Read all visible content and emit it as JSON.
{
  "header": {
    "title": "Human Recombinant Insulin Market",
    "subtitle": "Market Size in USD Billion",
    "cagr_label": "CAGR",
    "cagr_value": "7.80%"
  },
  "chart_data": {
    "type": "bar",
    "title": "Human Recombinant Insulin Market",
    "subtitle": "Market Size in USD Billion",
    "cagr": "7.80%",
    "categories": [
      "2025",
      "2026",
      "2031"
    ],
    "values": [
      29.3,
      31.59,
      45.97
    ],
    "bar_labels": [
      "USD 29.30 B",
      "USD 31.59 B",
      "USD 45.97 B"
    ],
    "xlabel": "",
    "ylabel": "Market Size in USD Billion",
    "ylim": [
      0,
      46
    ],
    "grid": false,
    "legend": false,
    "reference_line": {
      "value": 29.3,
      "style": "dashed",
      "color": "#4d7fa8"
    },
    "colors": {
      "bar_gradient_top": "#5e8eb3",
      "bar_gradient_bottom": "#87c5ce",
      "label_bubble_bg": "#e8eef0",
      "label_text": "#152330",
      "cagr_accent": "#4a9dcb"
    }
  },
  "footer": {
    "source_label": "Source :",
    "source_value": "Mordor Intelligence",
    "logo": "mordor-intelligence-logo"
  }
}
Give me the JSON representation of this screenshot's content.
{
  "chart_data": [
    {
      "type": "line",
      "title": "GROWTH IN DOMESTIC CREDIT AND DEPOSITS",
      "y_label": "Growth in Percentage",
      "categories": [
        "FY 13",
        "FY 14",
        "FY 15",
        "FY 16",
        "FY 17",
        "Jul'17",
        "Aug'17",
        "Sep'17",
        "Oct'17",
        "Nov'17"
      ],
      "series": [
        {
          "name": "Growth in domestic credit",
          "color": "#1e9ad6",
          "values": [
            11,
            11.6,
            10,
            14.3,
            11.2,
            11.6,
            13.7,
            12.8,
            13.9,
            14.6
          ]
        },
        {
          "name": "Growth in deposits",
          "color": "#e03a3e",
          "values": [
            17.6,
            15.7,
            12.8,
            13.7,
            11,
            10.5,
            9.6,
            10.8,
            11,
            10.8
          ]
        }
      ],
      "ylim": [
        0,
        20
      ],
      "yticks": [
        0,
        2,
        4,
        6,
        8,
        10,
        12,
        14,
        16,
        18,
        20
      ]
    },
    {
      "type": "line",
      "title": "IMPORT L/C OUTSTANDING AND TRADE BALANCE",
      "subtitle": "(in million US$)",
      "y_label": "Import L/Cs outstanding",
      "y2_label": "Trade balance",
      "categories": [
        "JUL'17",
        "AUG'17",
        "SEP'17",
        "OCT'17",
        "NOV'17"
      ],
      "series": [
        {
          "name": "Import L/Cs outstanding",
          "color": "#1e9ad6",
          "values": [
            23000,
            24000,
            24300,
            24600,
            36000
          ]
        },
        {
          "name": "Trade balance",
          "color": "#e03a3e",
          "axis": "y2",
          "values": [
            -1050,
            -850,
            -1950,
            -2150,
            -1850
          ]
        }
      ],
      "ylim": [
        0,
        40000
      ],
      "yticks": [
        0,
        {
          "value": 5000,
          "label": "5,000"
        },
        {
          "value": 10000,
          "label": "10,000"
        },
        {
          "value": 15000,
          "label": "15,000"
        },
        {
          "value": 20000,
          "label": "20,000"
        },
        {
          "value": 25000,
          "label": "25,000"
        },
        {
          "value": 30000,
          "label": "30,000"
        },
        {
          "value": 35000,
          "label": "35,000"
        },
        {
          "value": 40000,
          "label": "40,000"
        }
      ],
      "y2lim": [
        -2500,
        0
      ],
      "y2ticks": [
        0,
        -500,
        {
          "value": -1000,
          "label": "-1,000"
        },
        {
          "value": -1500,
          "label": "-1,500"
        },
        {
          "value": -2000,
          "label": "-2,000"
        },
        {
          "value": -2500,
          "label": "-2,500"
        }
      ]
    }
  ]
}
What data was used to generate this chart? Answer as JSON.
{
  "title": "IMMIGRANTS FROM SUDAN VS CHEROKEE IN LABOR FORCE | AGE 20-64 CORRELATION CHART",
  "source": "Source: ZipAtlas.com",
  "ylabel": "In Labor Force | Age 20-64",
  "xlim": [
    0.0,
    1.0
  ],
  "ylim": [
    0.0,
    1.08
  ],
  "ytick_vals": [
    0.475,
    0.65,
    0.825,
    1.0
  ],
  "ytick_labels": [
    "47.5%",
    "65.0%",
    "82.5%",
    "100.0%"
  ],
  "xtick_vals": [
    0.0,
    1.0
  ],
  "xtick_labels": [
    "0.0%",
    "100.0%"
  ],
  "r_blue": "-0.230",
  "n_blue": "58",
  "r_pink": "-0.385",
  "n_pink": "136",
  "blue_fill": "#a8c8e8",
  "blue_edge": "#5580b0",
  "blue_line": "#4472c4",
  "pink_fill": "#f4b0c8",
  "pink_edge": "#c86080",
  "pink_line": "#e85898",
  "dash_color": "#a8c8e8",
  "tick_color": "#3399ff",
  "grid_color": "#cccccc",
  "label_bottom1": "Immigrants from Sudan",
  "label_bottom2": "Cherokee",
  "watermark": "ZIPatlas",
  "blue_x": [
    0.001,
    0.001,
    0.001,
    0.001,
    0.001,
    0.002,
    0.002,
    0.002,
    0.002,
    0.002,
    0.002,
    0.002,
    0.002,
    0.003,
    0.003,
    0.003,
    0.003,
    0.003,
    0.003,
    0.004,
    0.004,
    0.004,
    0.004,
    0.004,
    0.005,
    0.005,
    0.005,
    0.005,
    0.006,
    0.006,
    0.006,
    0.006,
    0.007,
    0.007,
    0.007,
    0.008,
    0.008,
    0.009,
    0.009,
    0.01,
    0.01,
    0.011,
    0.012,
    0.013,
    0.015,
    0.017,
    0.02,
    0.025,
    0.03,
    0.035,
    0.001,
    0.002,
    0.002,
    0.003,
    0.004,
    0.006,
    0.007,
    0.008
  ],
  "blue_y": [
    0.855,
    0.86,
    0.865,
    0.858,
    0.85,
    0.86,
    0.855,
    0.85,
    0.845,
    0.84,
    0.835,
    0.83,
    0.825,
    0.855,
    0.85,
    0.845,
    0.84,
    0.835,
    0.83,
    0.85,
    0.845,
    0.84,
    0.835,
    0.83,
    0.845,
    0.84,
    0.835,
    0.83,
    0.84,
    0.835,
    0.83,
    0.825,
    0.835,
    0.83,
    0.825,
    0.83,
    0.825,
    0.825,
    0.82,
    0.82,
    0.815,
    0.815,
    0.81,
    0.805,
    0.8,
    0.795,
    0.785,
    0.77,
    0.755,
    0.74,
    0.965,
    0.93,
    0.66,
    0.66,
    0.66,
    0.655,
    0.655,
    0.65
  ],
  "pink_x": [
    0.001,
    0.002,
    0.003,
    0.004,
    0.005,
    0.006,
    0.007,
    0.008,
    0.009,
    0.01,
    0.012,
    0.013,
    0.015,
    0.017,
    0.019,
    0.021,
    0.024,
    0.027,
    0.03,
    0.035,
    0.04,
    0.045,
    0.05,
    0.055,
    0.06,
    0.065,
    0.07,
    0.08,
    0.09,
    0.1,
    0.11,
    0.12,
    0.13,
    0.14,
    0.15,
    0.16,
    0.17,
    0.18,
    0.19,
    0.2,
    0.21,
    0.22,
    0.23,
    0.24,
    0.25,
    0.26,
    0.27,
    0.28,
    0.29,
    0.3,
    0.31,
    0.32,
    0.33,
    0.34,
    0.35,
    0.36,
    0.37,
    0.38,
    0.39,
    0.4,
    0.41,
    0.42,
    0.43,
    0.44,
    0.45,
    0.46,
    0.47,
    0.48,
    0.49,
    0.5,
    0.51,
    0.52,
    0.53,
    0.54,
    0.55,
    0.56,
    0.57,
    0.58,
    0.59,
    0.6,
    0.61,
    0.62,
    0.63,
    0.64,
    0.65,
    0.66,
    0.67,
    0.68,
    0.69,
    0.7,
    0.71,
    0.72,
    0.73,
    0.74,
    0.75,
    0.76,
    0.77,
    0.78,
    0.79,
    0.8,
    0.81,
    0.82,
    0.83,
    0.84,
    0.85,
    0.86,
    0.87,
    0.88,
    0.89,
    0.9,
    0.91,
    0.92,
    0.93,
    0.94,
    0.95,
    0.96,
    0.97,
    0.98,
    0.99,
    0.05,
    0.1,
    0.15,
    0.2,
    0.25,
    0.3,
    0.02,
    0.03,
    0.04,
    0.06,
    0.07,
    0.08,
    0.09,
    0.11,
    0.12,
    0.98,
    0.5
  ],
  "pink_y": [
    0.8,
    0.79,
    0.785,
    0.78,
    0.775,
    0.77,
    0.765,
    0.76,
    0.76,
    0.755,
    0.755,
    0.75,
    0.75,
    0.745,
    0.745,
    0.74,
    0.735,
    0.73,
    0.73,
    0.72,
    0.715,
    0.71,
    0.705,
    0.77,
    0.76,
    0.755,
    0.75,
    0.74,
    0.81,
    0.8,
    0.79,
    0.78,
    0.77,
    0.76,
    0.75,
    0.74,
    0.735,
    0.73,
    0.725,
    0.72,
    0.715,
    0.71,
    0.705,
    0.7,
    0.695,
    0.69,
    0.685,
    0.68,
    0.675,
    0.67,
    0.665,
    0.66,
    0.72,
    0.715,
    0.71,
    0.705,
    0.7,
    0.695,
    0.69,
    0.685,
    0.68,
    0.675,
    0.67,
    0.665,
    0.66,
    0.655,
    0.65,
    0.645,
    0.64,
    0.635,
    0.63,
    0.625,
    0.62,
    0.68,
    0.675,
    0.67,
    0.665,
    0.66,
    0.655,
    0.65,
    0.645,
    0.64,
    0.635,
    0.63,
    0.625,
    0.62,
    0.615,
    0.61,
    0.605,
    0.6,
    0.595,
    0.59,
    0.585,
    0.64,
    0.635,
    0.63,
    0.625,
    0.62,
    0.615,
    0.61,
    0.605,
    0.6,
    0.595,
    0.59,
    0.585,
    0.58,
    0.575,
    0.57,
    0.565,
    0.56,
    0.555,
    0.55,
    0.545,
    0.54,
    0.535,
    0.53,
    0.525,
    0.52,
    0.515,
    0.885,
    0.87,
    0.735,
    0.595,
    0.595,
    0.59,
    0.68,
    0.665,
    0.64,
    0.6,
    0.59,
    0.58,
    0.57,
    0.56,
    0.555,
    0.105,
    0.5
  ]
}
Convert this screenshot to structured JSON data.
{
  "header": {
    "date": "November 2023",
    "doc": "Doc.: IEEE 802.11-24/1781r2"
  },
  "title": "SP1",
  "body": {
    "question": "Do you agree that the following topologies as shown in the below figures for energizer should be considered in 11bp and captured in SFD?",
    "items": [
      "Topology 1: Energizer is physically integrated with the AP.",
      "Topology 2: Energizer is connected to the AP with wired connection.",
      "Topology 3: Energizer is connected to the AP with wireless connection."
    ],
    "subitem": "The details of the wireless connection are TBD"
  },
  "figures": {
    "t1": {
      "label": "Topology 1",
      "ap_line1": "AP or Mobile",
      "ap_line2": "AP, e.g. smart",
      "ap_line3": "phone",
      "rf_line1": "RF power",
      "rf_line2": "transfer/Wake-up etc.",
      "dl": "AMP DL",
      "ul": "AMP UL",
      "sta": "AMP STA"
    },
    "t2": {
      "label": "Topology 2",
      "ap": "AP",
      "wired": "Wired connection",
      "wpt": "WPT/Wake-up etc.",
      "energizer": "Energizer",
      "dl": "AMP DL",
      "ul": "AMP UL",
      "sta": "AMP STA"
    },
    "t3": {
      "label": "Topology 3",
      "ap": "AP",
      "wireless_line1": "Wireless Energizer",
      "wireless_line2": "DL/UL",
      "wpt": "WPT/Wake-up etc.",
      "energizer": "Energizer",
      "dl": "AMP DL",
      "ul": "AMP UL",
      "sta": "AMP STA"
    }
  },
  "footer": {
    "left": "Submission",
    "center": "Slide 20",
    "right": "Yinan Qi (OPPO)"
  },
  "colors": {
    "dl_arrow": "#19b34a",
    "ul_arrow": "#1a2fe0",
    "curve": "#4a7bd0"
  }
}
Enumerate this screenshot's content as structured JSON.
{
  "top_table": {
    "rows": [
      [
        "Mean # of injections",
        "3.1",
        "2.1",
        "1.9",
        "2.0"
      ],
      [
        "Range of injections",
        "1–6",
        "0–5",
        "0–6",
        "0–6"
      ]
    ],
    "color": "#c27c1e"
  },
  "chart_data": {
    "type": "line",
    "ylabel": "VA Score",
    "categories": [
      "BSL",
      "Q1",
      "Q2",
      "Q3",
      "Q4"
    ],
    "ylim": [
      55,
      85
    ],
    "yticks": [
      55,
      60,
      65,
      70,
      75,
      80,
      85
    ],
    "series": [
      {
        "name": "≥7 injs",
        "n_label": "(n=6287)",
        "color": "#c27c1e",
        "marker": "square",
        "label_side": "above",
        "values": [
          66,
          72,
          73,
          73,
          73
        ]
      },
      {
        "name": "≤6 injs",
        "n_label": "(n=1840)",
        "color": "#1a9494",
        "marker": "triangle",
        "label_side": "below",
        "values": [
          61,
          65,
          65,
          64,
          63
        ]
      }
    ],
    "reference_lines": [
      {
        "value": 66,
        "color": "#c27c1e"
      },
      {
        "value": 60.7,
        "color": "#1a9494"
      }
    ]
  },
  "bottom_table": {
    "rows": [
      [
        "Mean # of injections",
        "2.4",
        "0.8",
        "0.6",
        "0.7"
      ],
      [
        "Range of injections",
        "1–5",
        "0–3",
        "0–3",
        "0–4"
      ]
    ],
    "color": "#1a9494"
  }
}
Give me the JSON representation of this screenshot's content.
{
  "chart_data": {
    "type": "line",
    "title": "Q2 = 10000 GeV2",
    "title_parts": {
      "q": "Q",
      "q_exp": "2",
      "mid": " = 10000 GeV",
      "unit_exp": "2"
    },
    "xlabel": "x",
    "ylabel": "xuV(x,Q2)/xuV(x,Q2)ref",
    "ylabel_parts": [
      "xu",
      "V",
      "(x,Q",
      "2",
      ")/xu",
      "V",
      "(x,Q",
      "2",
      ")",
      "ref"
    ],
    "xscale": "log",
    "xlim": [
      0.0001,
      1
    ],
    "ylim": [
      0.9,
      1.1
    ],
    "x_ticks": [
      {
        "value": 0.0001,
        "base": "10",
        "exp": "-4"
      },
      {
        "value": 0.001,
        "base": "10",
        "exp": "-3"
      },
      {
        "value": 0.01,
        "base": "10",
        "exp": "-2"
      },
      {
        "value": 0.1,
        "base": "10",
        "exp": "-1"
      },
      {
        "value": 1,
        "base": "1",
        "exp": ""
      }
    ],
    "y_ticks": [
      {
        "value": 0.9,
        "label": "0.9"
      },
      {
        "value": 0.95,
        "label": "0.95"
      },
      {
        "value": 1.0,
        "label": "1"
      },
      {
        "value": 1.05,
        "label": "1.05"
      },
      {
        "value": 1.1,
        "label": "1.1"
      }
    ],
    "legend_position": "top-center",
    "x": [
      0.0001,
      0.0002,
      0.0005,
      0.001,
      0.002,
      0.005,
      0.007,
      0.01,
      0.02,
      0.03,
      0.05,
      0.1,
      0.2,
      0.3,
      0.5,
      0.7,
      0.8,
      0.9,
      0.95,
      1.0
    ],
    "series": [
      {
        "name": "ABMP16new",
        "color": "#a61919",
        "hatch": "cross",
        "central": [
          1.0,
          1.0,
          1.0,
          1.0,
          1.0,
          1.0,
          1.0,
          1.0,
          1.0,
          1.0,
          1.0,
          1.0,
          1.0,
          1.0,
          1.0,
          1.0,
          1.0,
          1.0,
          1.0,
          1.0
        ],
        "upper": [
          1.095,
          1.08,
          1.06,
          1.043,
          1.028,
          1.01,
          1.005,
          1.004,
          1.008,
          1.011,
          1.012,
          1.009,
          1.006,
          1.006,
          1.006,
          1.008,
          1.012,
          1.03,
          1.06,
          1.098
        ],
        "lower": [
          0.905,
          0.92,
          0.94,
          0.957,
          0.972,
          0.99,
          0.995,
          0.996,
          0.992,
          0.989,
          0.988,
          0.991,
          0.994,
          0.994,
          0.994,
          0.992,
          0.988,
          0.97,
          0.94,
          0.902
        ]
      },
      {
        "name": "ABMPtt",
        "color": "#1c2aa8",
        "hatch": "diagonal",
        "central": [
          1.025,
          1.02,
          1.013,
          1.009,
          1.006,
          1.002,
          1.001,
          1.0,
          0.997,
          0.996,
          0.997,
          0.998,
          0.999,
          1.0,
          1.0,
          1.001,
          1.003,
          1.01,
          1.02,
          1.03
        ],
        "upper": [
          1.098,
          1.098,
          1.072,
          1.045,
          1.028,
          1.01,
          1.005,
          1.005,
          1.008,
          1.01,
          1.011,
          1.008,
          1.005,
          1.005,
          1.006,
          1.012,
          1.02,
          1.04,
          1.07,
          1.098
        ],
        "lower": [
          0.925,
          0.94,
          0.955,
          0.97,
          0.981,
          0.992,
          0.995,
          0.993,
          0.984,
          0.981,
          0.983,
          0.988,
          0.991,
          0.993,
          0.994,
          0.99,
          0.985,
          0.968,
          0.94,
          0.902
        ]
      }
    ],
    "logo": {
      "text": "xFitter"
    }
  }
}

* EXERCISE OBJECTIVE *
Of the lines in the material, how many hold the word "this"? Reply with the number only.

* EXPECTED ANSWER *
5